[START]

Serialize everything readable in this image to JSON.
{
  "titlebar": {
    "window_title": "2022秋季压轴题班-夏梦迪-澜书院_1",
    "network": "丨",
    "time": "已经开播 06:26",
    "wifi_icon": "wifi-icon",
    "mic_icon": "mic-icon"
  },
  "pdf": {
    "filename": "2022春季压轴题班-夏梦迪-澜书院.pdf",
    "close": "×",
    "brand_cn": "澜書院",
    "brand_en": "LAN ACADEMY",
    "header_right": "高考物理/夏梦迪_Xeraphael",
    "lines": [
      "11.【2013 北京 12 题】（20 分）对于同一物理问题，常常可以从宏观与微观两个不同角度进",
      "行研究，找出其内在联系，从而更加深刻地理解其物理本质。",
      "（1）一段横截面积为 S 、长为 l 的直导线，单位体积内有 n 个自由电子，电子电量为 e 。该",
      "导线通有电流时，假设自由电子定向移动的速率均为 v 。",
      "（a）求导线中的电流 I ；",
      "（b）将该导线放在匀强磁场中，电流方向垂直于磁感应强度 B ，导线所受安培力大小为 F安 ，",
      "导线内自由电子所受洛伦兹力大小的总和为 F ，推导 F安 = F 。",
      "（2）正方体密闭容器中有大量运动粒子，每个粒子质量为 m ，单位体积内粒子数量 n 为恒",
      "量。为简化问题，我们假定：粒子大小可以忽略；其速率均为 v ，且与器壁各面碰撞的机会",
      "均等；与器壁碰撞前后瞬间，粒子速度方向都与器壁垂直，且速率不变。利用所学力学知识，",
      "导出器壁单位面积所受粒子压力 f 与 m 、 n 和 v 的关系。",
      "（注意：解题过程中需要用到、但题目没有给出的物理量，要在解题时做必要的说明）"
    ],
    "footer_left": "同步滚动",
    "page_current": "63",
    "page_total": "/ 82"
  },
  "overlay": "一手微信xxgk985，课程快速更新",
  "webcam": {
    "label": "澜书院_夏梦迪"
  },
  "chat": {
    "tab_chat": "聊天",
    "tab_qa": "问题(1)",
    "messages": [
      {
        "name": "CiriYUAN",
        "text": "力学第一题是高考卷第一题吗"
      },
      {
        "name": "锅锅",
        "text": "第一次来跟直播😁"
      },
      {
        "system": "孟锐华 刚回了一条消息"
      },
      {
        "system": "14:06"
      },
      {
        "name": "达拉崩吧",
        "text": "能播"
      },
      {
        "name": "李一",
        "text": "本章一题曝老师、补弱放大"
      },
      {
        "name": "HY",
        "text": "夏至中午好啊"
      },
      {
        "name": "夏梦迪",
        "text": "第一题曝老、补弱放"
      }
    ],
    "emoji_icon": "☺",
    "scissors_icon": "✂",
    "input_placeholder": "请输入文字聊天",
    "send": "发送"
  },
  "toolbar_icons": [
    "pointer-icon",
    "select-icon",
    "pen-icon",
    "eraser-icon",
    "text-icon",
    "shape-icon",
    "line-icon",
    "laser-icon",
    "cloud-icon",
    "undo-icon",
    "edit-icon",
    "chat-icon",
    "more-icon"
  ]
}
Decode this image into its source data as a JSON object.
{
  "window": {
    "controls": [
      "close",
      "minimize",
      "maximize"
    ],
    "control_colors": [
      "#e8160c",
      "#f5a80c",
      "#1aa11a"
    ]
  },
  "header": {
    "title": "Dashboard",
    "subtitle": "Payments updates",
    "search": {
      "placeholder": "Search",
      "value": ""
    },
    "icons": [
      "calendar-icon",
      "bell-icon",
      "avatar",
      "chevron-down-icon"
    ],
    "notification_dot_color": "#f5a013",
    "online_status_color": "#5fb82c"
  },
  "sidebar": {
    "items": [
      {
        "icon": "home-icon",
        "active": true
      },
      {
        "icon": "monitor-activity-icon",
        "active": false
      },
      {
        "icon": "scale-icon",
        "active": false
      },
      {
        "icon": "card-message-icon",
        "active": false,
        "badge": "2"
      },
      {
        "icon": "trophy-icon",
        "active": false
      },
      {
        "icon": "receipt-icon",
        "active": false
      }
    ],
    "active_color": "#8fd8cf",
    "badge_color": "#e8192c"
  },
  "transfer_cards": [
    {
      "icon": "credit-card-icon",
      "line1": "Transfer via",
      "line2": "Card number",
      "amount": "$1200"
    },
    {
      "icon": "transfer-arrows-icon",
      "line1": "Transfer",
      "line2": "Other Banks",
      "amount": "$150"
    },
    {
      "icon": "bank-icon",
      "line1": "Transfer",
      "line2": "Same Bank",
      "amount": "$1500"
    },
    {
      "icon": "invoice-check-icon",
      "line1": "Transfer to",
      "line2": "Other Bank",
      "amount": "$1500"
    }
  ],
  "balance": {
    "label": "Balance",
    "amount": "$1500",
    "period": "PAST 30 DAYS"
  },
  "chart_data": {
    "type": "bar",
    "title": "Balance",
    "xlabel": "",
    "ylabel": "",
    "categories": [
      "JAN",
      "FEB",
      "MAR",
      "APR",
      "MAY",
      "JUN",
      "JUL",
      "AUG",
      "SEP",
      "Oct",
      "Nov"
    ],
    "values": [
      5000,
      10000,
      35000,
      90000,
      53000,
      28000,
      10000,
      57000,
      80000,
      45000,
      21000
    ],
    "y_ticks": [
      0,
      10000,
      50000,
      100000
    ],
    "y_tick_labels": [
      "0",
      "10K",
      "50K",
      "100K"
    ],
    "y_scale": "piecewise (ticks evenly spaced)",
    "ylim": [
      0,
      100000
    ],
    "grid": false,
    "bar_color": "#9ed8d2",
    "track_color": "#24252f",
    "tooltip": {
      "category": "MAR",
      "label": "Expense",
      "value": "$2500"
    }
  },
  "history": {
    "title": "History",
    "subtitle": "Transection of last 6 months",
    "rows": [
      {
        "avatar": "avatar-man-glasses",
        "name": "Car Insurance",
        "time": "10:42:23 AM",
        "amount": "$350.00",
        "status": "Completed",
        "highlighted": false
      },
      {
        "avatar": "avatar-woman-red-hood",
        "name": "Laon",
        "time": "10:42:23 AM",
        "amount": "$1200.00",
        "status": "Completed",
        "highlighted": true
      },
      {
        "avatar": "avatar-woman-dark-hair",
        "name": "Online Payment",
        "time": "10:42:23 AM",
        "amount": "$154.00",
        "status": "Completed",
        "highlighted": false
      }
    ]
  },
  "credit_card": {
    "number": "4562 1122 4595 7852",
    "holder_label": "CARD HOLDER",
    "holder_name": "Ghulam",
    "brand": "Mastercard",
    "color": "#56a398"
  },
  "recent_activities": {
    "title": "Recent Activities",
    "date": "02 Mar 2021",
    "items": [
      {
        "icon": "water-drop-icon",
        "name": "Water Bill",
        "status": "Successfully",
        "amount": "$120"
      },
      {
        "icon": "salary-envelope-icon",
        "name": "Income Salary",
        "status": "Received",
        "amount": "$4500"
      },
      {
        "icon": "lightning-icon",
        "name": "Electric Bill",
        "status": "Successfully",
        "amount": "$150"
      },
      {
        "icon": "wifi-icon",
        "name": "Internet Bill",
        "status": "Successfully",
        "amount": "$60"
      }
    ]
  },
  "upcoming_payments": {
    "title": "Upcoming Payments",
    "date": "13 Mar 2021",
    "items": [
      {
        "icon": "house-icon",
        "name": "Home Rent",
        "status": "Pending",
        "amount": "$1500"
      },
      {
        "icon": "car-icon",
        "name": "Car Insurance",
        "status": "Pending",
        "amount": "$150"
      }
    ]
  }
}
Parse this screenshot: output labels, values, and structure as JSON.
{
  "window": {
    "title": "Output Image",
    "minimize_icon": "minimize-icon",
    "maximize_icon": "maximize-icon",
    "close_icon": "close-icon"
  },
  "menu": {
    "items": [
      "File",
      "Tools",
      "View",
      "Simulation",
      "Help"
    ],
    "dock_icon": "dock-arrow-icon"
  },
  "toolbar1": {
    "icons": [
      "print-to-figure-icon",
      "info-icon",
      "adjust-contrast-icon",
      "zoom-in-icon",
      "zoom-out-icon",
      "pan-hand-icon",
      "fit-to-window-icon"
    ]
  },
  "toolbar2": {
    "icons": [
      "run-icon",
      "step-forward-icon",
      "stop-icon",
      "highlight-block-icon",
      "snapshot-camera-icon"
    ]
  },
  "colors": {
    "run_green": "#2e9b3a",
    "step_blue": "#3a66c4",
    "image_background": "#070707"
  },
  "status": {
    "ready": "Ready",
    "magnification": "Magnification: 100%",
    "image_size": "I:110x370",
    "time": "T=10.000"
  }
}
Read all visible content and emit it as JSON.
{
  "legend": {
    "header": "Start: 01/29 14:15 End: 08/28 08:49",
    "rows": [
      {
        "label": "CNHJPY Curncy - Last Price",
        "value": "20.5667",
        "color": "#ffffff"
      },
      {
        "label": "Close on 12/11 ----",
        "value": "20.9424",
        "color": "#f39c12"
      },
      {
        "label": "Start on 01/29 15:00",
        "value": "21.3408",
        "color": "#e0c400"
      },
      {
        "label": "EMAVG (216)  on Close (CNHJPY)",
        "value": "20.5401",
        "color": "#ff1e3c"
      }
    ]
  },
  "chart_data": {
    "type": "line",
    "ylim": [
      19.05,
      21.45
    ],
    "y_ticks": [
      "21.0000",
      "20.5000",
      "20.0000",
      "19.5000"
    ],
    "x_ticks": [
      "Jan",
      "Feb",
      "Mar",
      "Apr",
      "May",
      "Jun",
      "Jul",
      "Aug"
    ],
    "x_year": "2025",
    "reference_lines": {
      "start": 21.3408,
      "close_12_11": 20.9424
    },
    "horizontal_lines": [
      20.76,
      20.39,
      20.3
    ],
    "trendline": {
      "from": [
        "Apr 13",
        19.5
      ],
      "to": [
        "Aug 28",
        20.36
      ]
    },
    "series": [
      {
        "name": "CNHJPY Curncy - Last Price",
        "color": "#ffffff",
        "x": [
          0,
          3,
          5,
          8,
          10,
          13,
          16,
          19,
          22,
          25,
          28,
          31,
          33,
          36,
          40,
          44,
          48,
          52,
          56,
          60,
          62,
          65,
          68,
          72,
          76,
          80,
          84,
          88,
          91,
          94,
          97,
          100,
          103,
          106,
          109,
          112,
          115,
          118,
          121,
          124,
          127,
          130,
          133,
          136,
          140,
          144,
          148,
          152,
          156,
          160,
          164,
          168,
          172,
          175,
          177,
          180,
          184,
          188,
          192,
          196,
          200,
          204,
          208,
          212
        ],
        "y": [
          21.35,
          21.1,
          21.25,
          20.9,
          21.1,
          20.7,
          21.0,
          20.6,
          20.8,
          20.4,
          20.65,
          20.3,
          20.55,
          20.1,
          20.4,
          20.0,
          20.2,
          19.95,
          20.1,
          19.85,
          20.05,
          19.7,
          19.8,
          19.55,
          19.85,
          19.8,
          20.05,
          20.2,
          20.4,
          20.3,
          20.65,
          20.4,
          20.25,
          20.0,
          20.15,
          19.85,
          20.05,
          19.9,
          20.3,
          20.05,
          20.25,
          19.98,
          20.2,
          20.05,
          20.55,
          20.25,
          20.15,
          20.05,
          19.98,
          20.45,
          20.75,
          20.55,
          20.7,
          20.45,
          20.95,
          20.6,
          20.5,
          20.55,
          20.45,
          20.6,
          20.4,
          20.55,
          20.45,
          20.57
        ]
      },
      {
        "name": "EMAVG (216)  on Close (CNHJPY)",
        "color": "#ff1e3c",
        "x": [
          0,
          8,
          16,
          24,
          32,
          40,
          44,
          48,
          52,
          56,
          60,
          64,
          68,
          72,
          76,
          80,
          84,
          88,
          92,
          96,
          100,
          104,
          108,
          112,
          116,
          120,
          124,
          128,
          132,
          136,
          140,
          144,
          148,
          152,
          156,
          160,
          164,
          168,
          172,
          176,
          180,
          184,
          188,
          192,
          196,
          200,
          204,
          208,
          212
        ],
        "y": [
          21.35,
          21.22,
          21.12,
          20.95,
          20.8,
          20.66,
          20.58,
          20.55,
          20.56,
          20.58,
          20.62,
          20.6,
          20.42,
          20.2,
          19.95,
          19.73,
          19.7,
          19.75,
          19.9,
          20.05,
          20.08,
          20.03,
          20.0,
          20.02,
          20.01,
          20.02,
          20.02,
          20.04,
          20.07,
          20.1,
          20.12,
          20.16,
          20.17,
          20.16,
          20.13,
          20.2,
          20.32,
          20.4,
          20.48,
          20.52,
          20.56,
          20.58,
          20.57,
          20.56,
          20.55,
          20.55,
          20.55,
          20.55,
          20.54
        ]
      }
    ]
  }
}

[END]

Select all lines in the listing that include the word "text".

### [EXERCISE OUTPUT]
        "text": "力学第一题是高考卷第一题吗"
        "text": "第一次来跟直播😁"
        "text": "能播"
        "text": "本章一题曝老师、补弱放大"
        "text": "夏至中午好啊"
        "text": "第一题曝老、补弱放"
    "text-icon",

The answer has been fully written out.